* _Your goal_:
Output all the data exactly. Pictures do not belong in the copy.

* _Data extract_:
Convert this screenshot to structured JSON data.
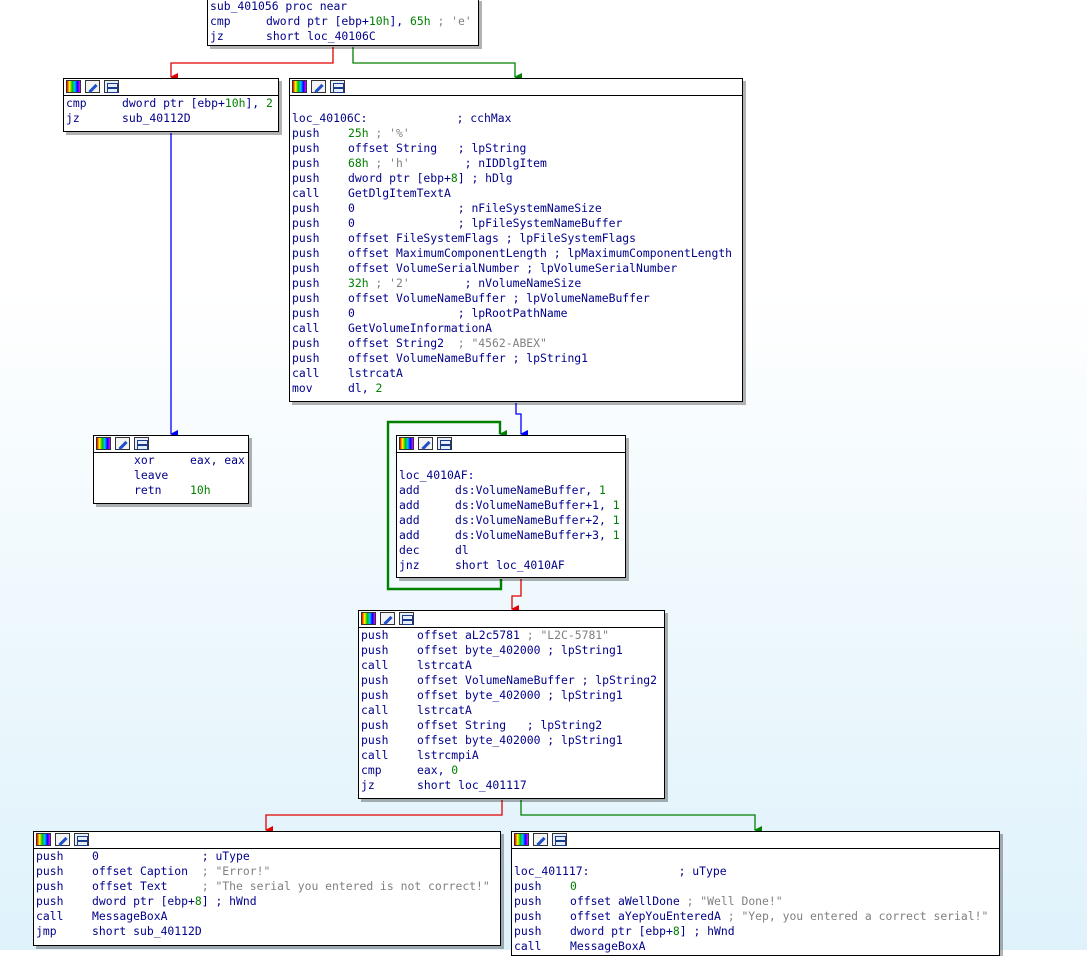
{
  "blocks": {
    "b1": {
      "lines": [
        {
          "label": "sub_401056 proc near"
        },
        {
          "mn": "cmp",
          "ops": "dword ptr [ebp+10h], 65h",
          "cmt": "; 'e'"
        },
        {
          "mn": "jz",
          "ops": "short loc_40106C"
        }
      ]
    },
    "b2": {
      "lines": [
        {
          "mn": "cmp",
          "ops": "dword ptr [ebp+10h], 2"
        },
        {
          "mn": "jz",
          "ops": "sub_40112D"
        }
      ]
    },
    "b3": {
      "lines": [
        {
          "label": "loc_40106C:             ; cchMax"
        },
        {
          "mn": "push",
          "ops": "25h",
          "cmt": "; '%'"
        },
        {
          "mn": "push",
          "ops": "offset String   ; lpString"
        },
        {
          "mn": "push",
          "ops": "68h",
          "cmt": "; 'h'",
          "tail": "        ; nIDDlgItem"
        },
        {
          "mn": "push",
          "ops": "dword ptr [ebp+8] ; hDlg"
        },
        {
          "mn": "call",
          "ops": "GetDlgItemTextA"
        },
        {
          "mn": "push",
          "ops": "0               ; nFileSystemNameSize"
        },
        {
          "mn": "push",
          "ops": "0               ; lpFileSystemNameBuffer"
        },
        {
          "mn": "push",
          "ops": "offset FileSystemFlags ; lpFileSystemFlags"
        },
        {
          "mn": "push",
          "ops": "offset MaximumComponentLength ; lpMaximumComponentLength"
        },
        {
          "mn": "push",
          "ops": "offset VolumeSerialNumber ; lpVolumeSerialNumber"
        },
        {
          "mn": "push",
          "ops": "32h",
          "cmt": "; '2'",
          "tail": "        ; nVolumeNameSize"
        },
        {
          "mn": "push",
          "ops": "offset VolumeNameBuffer ; lpVolumeNameBuffer"
        },
        {
          "mn": "push",
          "ops": "0               ; lpRootPathName"
        },
        {
          "mn": "call",
          "ops": "GetVolumeInformationA"
        },
        {
          "mn": "push",
          "ops": "offset String2  ",
          "cmt": "; \"4562-ABEX\""
        },
        {
          "mn": "push",
          "ops": "offset VolumeNameBuffer ; lpString1"
        },
        {
          "mn": "call",
          "ops": "lstrcatA"
        },
        {
          "mn": "mov",
          "ops": "dl, 2"
        }
      ]
    },
    "b4": {
      "lines": [
        {
          "mn": "xor",
          "ops": "eax, eax"
        },
        {
          "mn": "leave",
          "ops": ""
        },
        {
          "mn": "retn",
          "ops": "10h"
        }
      ]
    },
    "b5": {
      "lines": [
        {
          "label": "loc_4010AF:"
        },
        {
          "mn": "add",
          "ops": "ds:VolumeNameBuffer, 1"
        },
        {
          "mn": "add",
          "ops": "ds:VolumeNameBuffer+1, 1"
        },
        {
          "mn": "add",
          "ops": "ds:VolumeNameBuffer+2, 1"
        },
        {
          "mn": "add",
          "ops": "ds:VolumeNameBuffer+3, 1"
        },
        {
          "mn": "dec",
          "ops": "dl"
        },
        {
          "mn": "jnz",
          "ops": "short loc_4010AF"
        }
      ]
    },
    "b6": {
      "lines": [
        {
          "mn": "push",
          "ops": "offset aL2c5781 ",
          "cmt": "; \"L2C-5781\""
        },
        {
          "mn": "push",
          "ops": "offset byte_402000 ; lpString1"
        },
        {
          "mn": "call",
          "ops": "lstrcatA"
        },
        {
          "mn": "push",
          "ops": "offset VolumeNameBuffer ; lpString2"
        },
        {
          "mn": "push",
          "ops": "offset byte_402000 ; lpString1"
        },
        {
          "mn": "call",
          "ops": "lstrcatA"
        },
        {
          "mn": "push",
          "ops": "offset String   ; lpString2"
        },
        {
          "mn": "push",
          "ops": "offset byte_402000 ; lpString1"
        },
        {
          "mn": "call",
          "ops": "lstrcmpiA"
        },
        {
          "mn": "cmp",
          "ops": "eax, 0"
        },
        {
          "mn": "jz",
          "ops": "short loc_401117"
        }
      ]
    },
    "b7": {
      "lines": [
        {
          "mn": "push",
          "ops": "0               ; uType"
        },
        {
          "mn": "push",
          "ops": "offset Caption  ",
          "cmt": "; \"Error!\""
        },
        {
          "mn": "push",
          "ops": "offset Text     ",
          "cmt": "; \"The serial you entered is not correct!\""
        },
        {
          "mn": "push",
          "ops": "dword ptr [ebp+8] ; hWnd"
        },
        {
          "mn": "call",
          "ops": "MessageBoxA"
        },
        {
          "mn": "jmp",
          "ops": "short sub_40112D"
        }
      ]
    },
    "b8": {
      "lines": [
        {
          "label": "loc_401117:             ; uType"
        },
        {
          "mn": "push",
          "ops": "0"
        },
        {
          "mn": "push",
          "ops": "offset aWellDone ",
          "cmt": "; \"Well Done!\""
        },
        {
          "mn": "push",
          "ops": "offset aYepYouEnteredA ",
          "cmt": "; \"Yep, you entered a correct serial!\""
        },
        {
          "mn": "push",
          "ops": "dword ptr [ebp+8] ; hWnd"
        },
        {
          "mn": "call",
          "ops": "MessageBoxA"
        }
      ]
    }
  },
  "header_icons": [
    "color-palette-icon",
    "edit-pencil-icon",
    "graph-overview-icon"
  ],
  "colors": {
    "true_branch": "#008000",
    "false_branch": "#e00000",
    "jump": "#0000ff",
    "mnemonic": "#00008b",
    "comment": "#808080",
    "number": "#008000"
  }
}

* _Solution to the exercise_:
Convert this screenshot to structured JSON data.
{
  "blocks": {
    "b1": {
      "lines": [
        {
          "label": "sub_401056 proc near"
        },
        {
          "mn": "cmp",
          "ops": "dword ptr [ebp+10h], 65h",
          "cmt": "; 'e'"
        },
        {
          "mn": "jz",
          "ops": "short loc_40106C"
        }
      ]
    },
    "b2": {
      "lines": [
        {
          "mn": "cmp",
          "ops": "dword ptr [ebp+10h], 2"
        },
        {
          "mn": "jz",
          "ops": "sub_40112D"
        }
      ]
    },
    "b3": {
      "lines": [
        {
          "label": "loc_40106C:             ; cchMax"
        },
        {
          "mn": "push",
          "ops": "25h",
          "cmt": "; '%'"
        },
        {
          "mn": "push",
          "ops": "offset String   ; lpString"
        },
        {
          "mn": "push",
          "ops": "68h",
          "cmt": "; 'h'",
          "tail": "        ; nIDDlgItem"
        },
        {
          "mn": "push",
          "ops": "dword ptr [ebp+8] ; hDlg"
        },
        {
          "mn": "call",
          "ops": "GetDlgItemTextA"
        },
        {
          "mn": "push",
          "ops": "0               ; nFileSystemNameSize"
        },
        {
          "mn": "push",
          "ops": "0               ; lpFileSystemNameBuffer"
        },
        {
          "mn": "push",
          "ops": "offset FileSystemFlags ; lpFileSystemFlags"
        },
        {
          "mn": "push",
          "ops": "offset MaximumComponentLength ; lpMaximumComponentLength"
        },
        {
          "mn": "push",
          "ops": "offset VolumeSerialNumber ; lpVolumeSerialNumber"
        },
        {
          "mn": "push",
          "ops": "32h",
          "cmt": "; '2'",
          "tail": "        ; nVolumeNameSize"
        },
        {
          "mn": "push",
          "ops": "offset VolumeNameBuffer ; lpVolumeNameBuffer"
        },
        {
          "mn": "push",
          "ops": "0               ; lpRootPathName"
        },
        {
          "mn": "call",
          "ops": "GetVolumeInformationA"
        },
        {
          "mn": "push",
          "ops": "offset String2  ",
          "cmt": "; \"4562-ABEX\""
        },
        {
          "mn": "push",
          "ops": "offset VolumeNameBuffer ; lpString1"
        },
        {
          "mn": "call",
          "ops": "lstrcatA"
        },
        {
          "mn": "mov",
          "ops": "dl, 2"
        }
      ]
    },
    "b4": {
      "lines": [
        {
          "mn": "xor",
          "ops": "eax, eax"
        },
        {
          "mn": "leave",
          "ops": ""
        },
        {
          "mn": "retn",
          "ops": "10h"
        }
      ]
    },
    "b5": {
      "lines": [
        {
          "label": "loc_4010AF:"
        },
        {
          "mn": "add",
          "ops": "ds:VolumeNameBuffer, 1"
        },
        {
          "mn": "add",
          "ops": "ds:VolumeNameBuffer+1, 1"
        },
        {
          "mn": "add",
          "ops": "ds:VolumeNameBuffer+2, 1"
        },
        {
          "mn": "add",
          "ops": "ds:VolumeNameBuffer+3, 1"
        },
        {
          "mn": "dec",
          "ops": "dl"
        },
        {
          "mn": "jnz",
          "ops": "short loc_4010AF"
        }
      ]
    },
    "b6": {
      "lines": [
        {
          "mn": "push",
          "ops": "offset aL2c5781 ",
          "cmt": "; \"L2C-5781\""
        },
        {
          "mn": "push",
          "ops": "offset byte_402000 ; lpString1"
        },
        {
          "mn": "call",
          "ops": "lstrcatA"
        },
        {
          "mn": "push",
          "ops": "offset VolumeNameBuffer ; lpString2"
        },
        {
          "mn": "push",
          "ops": "offset byte_402000 ; lpString1"
        },
        {
          "mn": "call",
          "ops": "lstrcatA"
        },
        {
          "mn": "push",
          "ops": "offset String   ; lpString2"
        },
        {
          "mn": "push",
          "ops": "offset byte_402000 ; lpString1"
        },
        {
          "mn": "call",
          "ops": "lstrcmpiA"
        },
        {
          "mn": "cmp",
          "ops": "eax, 0"
        },
        {
          "mn": "jz",
          "ops": "short loc_401117"
        }
      ]
    },
    "b7": {
      "lines": [
        {
          "mn": "push",
          "ops": "0               ; uType"
        },
        {
          "mn": "push",
          "ops": "offset Caption  ",
          "cmt": "; \"Error!\""
        },
        {
          "mn": "push",
          "ops": "offset Text     ",
          "cmt": "; \"The serial you entered is not correct!\""
        },
        {
          "mn": "push",
          "ops": "dword ptr [ebp+8] ; hWnd"
        },
        {
          "mn": "call",
          "ops": "MessageBoxA"
        },
        {
          "mn": "jmp",
          "ops": "short sub_40112D"
        }
      ]
    },
    "b8": {
      "lines": [
        {
          "label": "loc_401117:             ; uType"
        },
        {
          "mn": "push",
          "ops": "0"
        },
        {
          "mn": "push",
          "ops": "offset aWellDone ",
          "cmt": "; \"Well Done!\""
        },
        {
          "mn": "push",
          "ops": "offset aYepYouEnteredA ",
          "cmt": "; \"Yep, you entered a correct serial!\""
        },
        {
          "mn": "push",
          "ops": "dword ptr [ebp+8] ; hWnd"
        },
        {
          "mn": "call",
          "ops": "MessageBoxA"
        }
      ]
    }
  },
  "header_icons": [
    "color-palette-icon",
    "edit-pencil-icon",
    "graph-overview-icon"
  ],
  "colors": {
    "true_branch": "#008000",
    "false_branch": "#e00000",
    "jump": "#0000ff",
    "mnemonic": "#00008b",
    "comment": "#808080",
    "number": "#008000"
  }
}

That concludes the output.